**What this task involves**
Show, in full, each line of the data that contains "Fernwärme".

**Data provided**

* * * * *

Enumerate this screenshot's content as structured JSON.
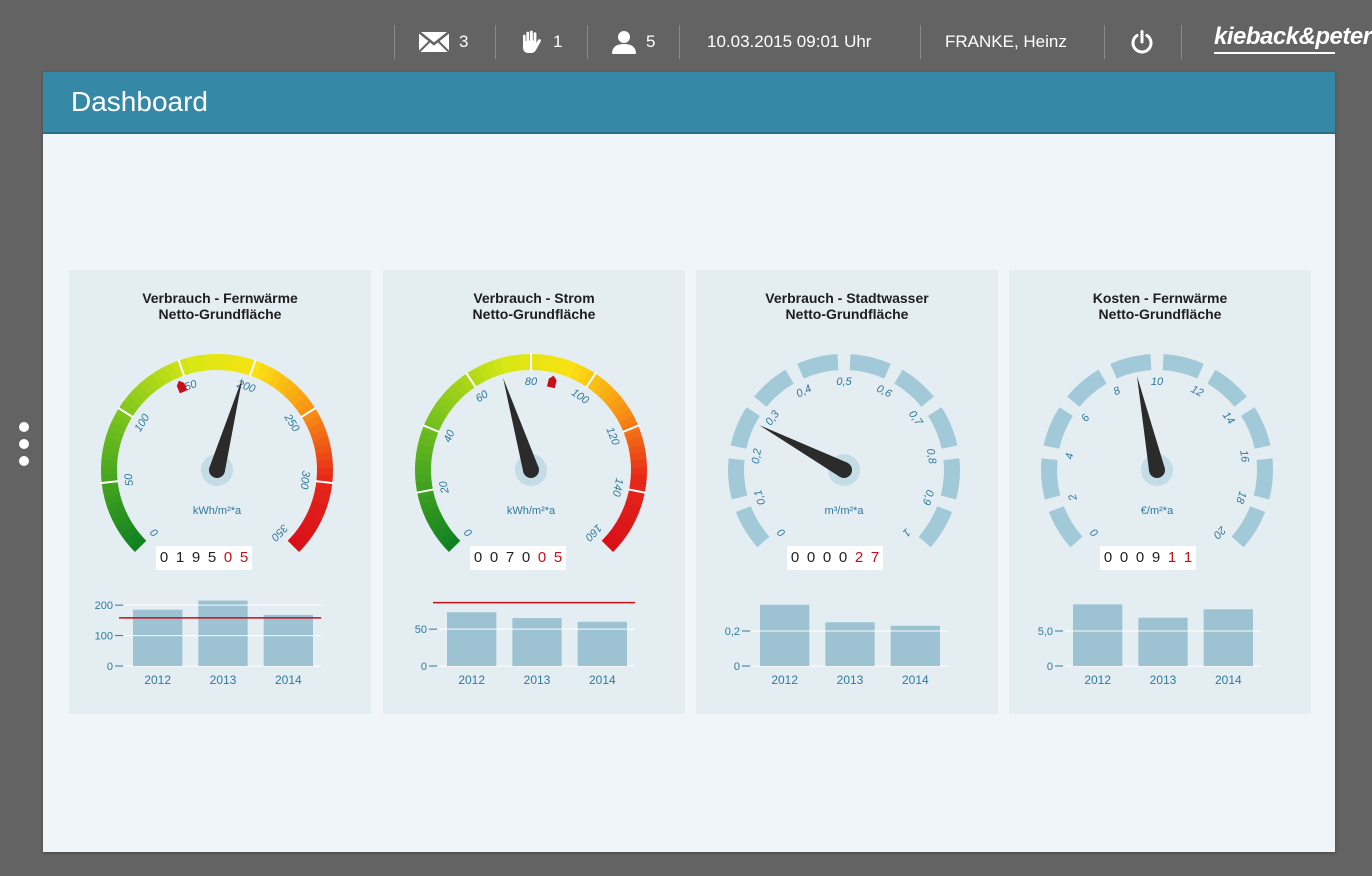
{
  "topbar": {
    "messages_count": "3",
    "alarms_count": "1",
    "users_count": "5",
    "datetime": "10.03.2015  09:01 Uhr",
    "user_name": "FRANKE, Heinz",
    "logo": "kieback&peter"
  },
  "page": {
    "title": "Dashboard"
  },
  "colors": {
    "header": "#3589a6",
    "bar": "#9dc3d3",
    "limit_line": "#c3101a",
    "needle": "#2b2b2b"
  },
  "cards": [
    {
      "title_line1": "Verbrauch - Fernwärme",
      "title_line2": "Netto-Grundfläche",
      "gauge": {
        "unit": "kWh/m²*a",
        "min": 0,
        "max": 350,
        "ticks": [
          "0",
          "50",
          "100",
          "150",
          "200",
          "250",
          "300",
          "350"
        ],
        "value": 195,
        "target_marker": 145,
        "colored": true
      },
      "counter": [
        "0",
        "1",
        "9",
        "5",
        "0",
        "5"
      ],
      "counter_red_from": 4,
      "bar_chart": {
        "categories": [
          "2012",
          "2013",
          "2014"
        ],
        "values": [
          185,
          215,
          168
        ],
        "yticks": [
          "0",
          "100",
          "200"
        ],
        "ytick_values": [
          0,
          100,
          200
        ],
        "ymax": 230,
        "limit": 158
      }
    },
    {
      "title_line1": "Verbrauch - Strom",
      "title_line2": "Netto-Grundfläche",
      "gauge": {
        "unit": "kWh/m²*a",
        "min": 0,
        "max": 160,
        "ticks": [
          "0",
          "20",
          "40",
          "60",
          "80",
          "100",
          "120",
          "140",
          "160"
        ],
        "value": 70,
        "target_marker": 88,
        "colored": true
      },
      "counter": [
        "0",
        "0",
        "7",
        "0",
        "0",
        "5"
      ],
      "counter_red_from": 4,
      "bar_chart": {
        "categories": [
          "2012",
          "2013",
          "2014"
        ],
        "values": [
          73,
          65,
          60
        ],
        "yticks": [
          "0",
          "50"
        ],
        "ytick_values": [
          0,
          50
        ],
        "ymax": 95,
        "limit": 86
      }
    },
    {
      "title_line1": "Verbrauch - Stadtwasser",
      "title_line2": "Netto-Grundfläche",
      "gauge": {
        "unit": "m³/m²*a",
        "min": 0,
        "max": 1,
        "ticks": [
          "0",
          "0,1",
          "0,2",
          "0,3",
          "0,4",
          "0,5",
          "0,6",
          "0,7",
          "0,8",
          "0,9",
          "1"
        ],
        "value": 0.27,
        "colored": false
      },
      "counter": [
        "0",
        "0",
        "0",
        "0",
        "2",
        "7"
      ],
      "counter_red_from": 4,
      "bar_chart": {
        "categories": [
          "2012",
          "2013",
          "2014"
        ],
        "values": [
          0.35,
          0.25,
          0.23
        ],
        "yticks": [
          "0",
          "0,2"
        ],
        "ytick_values": [
          0,
          0.2
        ],
        "ymax": 0.4
      }
    },
    {
      "title_line1": "Kosten - Fernwärme",
      "title_line2": "Netto-Grundfläche",
      "gauge": {
        "unit": "€/m²*a",
        "min": 0,
        "max": 20,
        "ticks": [
          "0",
          "2",
          "4",
          "6",
          "8",
          "10",
          "12",
          "14",
          "16",
          "18",
          "20"
        ],
        "value": 9.11,
        "colored": false
      },
      "counter": [
        "0",
        "0",
        "0",
        "9",
        "1",
        "1"
      ],
      "counter_red_from": 4,
      "bar_chart": {
        "categories": [
          "2012",
          "2013",
          "2014"
        ],
        "values": [
          8.8,
          6.9,
          8.1
        ],
        "yticks": [
          "0",
          "5,0"
        ],
        "ytick_values": [
          0,
          5.0
        ],
        "ymax": 10
      }
    }
  ]
}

* * * * *

**Reply**
      "title_line1": "Verbrauch - Fernwärme",
      "title_line1": "Kosten - Fernwärme",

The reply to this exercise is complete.